● EXERCISE OBJECTIVE
Show every line in the entries below that contains the string "detail". Copy each such line in full, and treat uppercase and lowercase letters as different.

^^^^^^^^^^^^^^^^

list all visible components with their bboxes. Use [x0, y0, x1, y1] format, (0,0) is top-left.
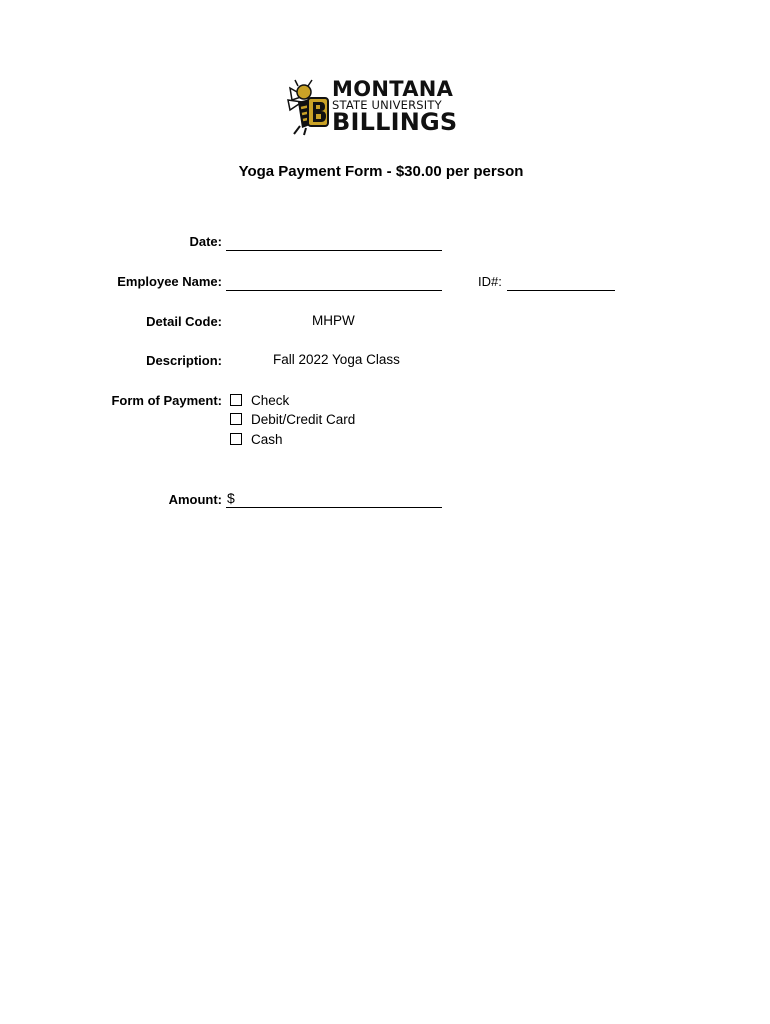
- id-field[interactable]: [507, 290, 615, 291]
- checkbox-label: Cash: [251, 431, 283, 447]
- employee-name-field[interactable]: [226, 290, 442, 291]
- checkbox-label: Check: [251, 392, 290, 408]
- yellowjacket-mascot-icon: [284, 78, 330, 136]
- currency-symbol: $: [227, 490, 235, 506]
- payment-label: Form of Payment:: [111, 393, 222, 408]
- description-label: Description:: [146, 353, 222, 368]
- detail-code-label: Detail Code:: [146, 314, 222, 329]
- payment-option-cash[interactable]: [230, 430, 283, 448]
- form-title: Yoga Payment Form - $30.00 per person: [238, 163, 524, 180]
- msub-logo: [284, 78, 470, 136]
- checkbox[interactable]: [230, 433, 242, 445]
- logo-state-university: STATE UNIVERSITY: [332, 98, 442, 112]
- date-field[interactable]: [226, 250, 442, 251]
- payment-option-check[interactable]: [230, 391, 289, 409]
- amount-label: Amount:: [168, 492, 222, 507]
- checkbox-label: Debit/Credit Card: [251, 411, 356, 427]
- checkbox[interactable]: [230, 413, 242, 425]
- id-label: ID#:: [478, 274, 502, 289]
- employee-name-label: Employee Name:: [117, 274, 222, 289]
- payment-option-card[interactable]: [230, 410, 355, 428]
- checkbox[interactable]: [230, 394, 242, 406]
- detail-code-value: MHPW: [312, 313, 355, 328]
- amount-field[interactable]: [226, 507, 442, 508]
- description-value: Fall 2022 Yoga Class: [273, 352, 400, 367]
- date-label: Date:: [189, 234, 222, 249]
- logo-montana: MONTANA: [332, 77, 454, 101]
- logo-billings: BILLINGS: [332, 108, 458, 136]
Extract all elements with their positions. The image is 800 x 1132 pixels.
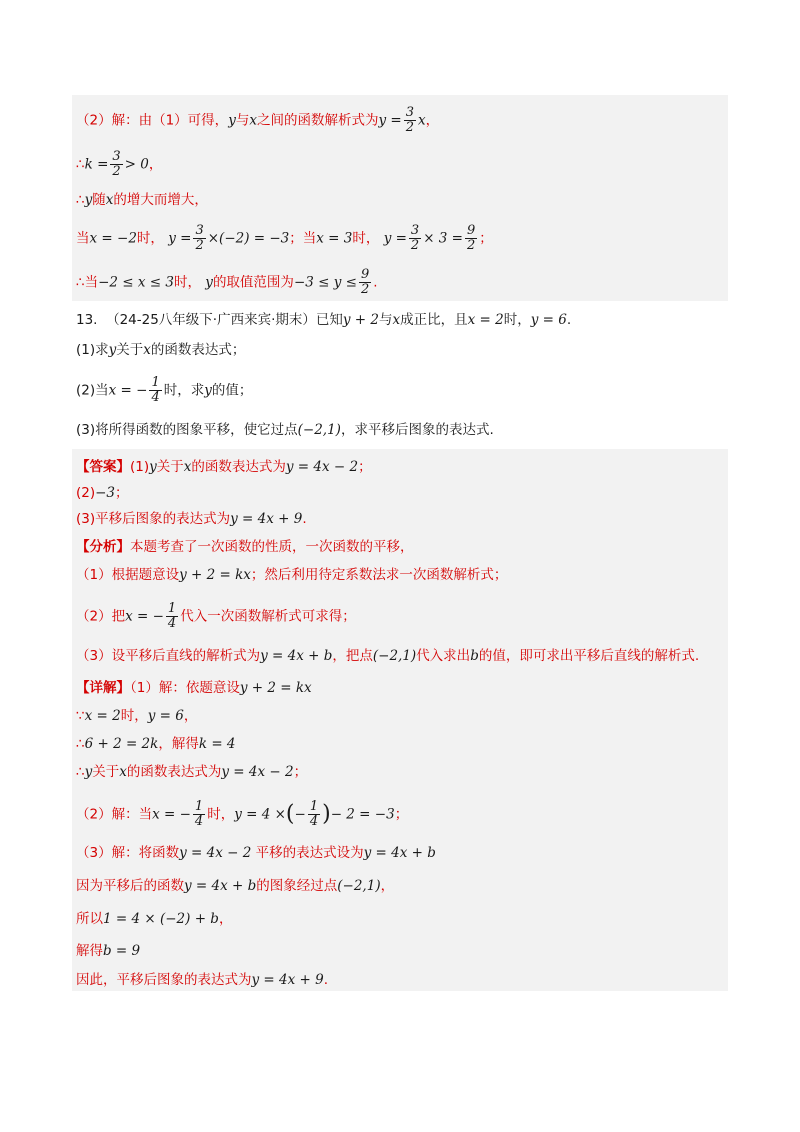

^^^^^^^^^^^^^^^^

● ANSWER TO THE PROBLEM
- detail-code-label: Detail Code:: [146, 314, 222, 329]
- detail-code-value: MHPW: [312, 313, 355, 328]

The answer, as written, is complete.